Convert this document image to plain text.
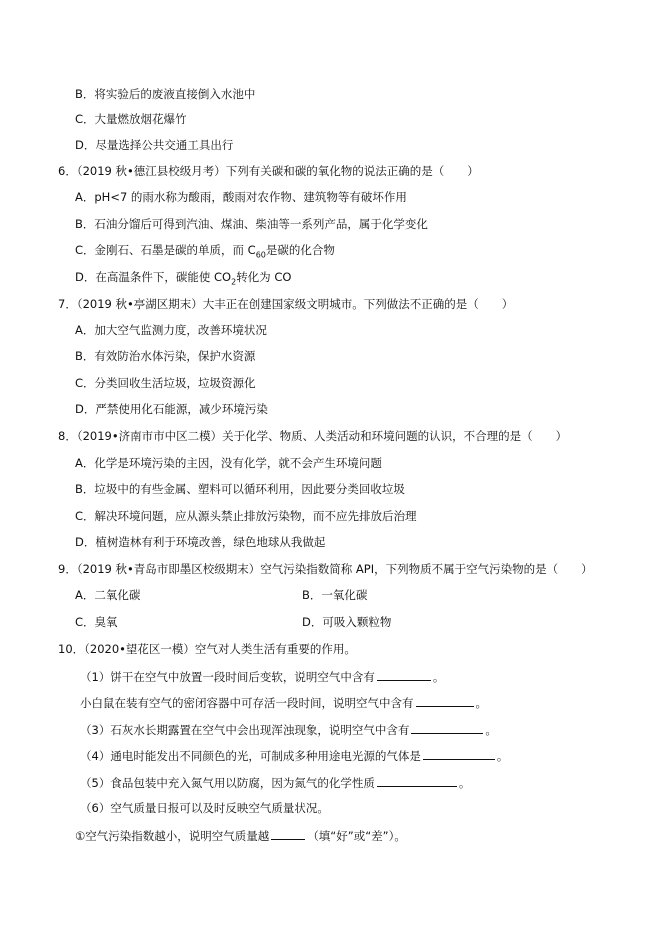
B．将实验后的废液直接倒入水池中
C．大量燃放烟花爆竹
D．尽量选择公共交通工具出行
6．（2019 秋•德江县校级月考）下列有关碳和碳的氧化物的说法正确的是（　　）
A．pH<7 的雨水称为酸雨，酸雨对农作物、建筑物等有破坏作用
B．石油分馏后可得到汽油、煤油、柴油等一系列产品，属于化学变化
C．金刚石、石墨是碳的单质，而 $C_{60}$是碳的化合物
D．在高温条件下，碳能使 $CO_2$转化为 CO
7．（2019 秋•亭湖区期末）大丰正在创建国家级文明城市。下列做法不正确的是（　　）
A．加大空气监测力度，改善环境状况
B．有效防治水体污染，保护水资源
C．分类回收生活垃圾，垃圾资源化
D．严禁使用化石能源，减少环境污染
8．（2019•济南市市中区二模）关于化学、物质、人类活动和环境问题的认识，不合理的是（　　）
A．化学是环境污染的主因，没有化学，就不会产生环境问题
B．垃圾中的有些金属、塑料可以循环利用，因此要分类回收垃圾
C．解决环境问题，应从源头禁止排放污染物，而不应先排放后治理
D．植树造林有利于环境改善，绿色地球从我做起
9．（2019 秋•青岛市即墨区校级期末）空气污染指数简称 API，下列物质不属于空气污染物的是（　　）
A．二氧化碳	B．一氧化碳
C．臭氧	D．可吸入颗粒物
10．（2020•望花区一模）空气对人类生活有重要的作用。
（1）饼干在空气中放置一段时间后变软，说明空气中含有	。
小白鼠在装有空气的密闭容器中可存活一段时间，说明空气中含有	。
（3）石灰水长期露置在空气中会出现浑浊现象，说明空气中含有	。
（4）通电时能发出不同颜色的光，可制成多种用途电光源的气体是	。
（5）食品包装中充入氮气用以防腐，因为氮气的化学性质	。
（6）空气质量日报可以及时反映空气质量状况。
①空气污染指数越小，说明空气质量越	（填“好”或“差”）。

__SHORT TASK__:
Quote the material word for word, dropping any images it holds.

__SOLUTION__:
Convert this document image to plain text.
B．将实验后的废液直接倒入水池中
C．大量燃放烟花爆竹
D．尽量选择公共交通工具出行
6．（2019 秋•德江县校级月考）下列有关碳和碳的氧化物的说法正确的是（　　）
A．pH<7 的雨水称为酸雨，酸雨对农作物、建筑物等有破坏作用
B．石油分馏后可得到汽油、煤油、柴油等一系列产品，属于化学变化
C．金刚石、石墨是碳的单质，而 $C_{60}$是碳的化合物
D．在高温条件下，碳能使 $CO_2$转化为 CO
7．（2019 秋•亭湖区期末）大丰正在创建国家级文明城市。下列做法不正确的是（　　）
A．加大空气监测力度，改善环境状况
B．有效防治水体污染，保护水资源
C．分类回收生活垃圾，垃圾资源化
D．严禁使用化石能源，减少环境污染
8．（2019•济南市市中区二模）关于化学、物质、人类活动和环境问题的认识，不合理的是（　　）
A．化学是环境污染的主因，没有化学，就不会产生环境问题
B．垃圾中的有些金属、塑料可以循环利用，因此要分类回收垃圾
C．解决环境问题，应从源头禁止排放污染物，而不应先排放后治理
D．植树造林有利于环境改善，绿色地球从我做起
9．（2019 秋•青岛市即墨区校级期末）空气污染指数简称 API，下列物质不属于空气污染物的是（　　）
A．二氧化碳	B．一氧化碳
C．臭氧	D．可吸入颗粒物
10．（2020•望花区一模）空气对人类生活有重要的作用。
（1）饼干在空气中放置一段时间后变软，说明空气中含有	。
小白鼠在装有空气的密闭容器中可存活一段时间，说明空气中含有	。
（3）石灰水长期露置在空气中会出现浑浊现象，说明空气中含有	。
（4）通电时能发出不同颜色的光，可制成多种用途电光源的气体是	。
（5）食品包装中充入氮气用以防腐，因为氮气的化学性质	。
（6）空气质量日报可以及时反映空气质量状况。
①空气污染指数越小，说明空气质量越	（填“好”或“差”）。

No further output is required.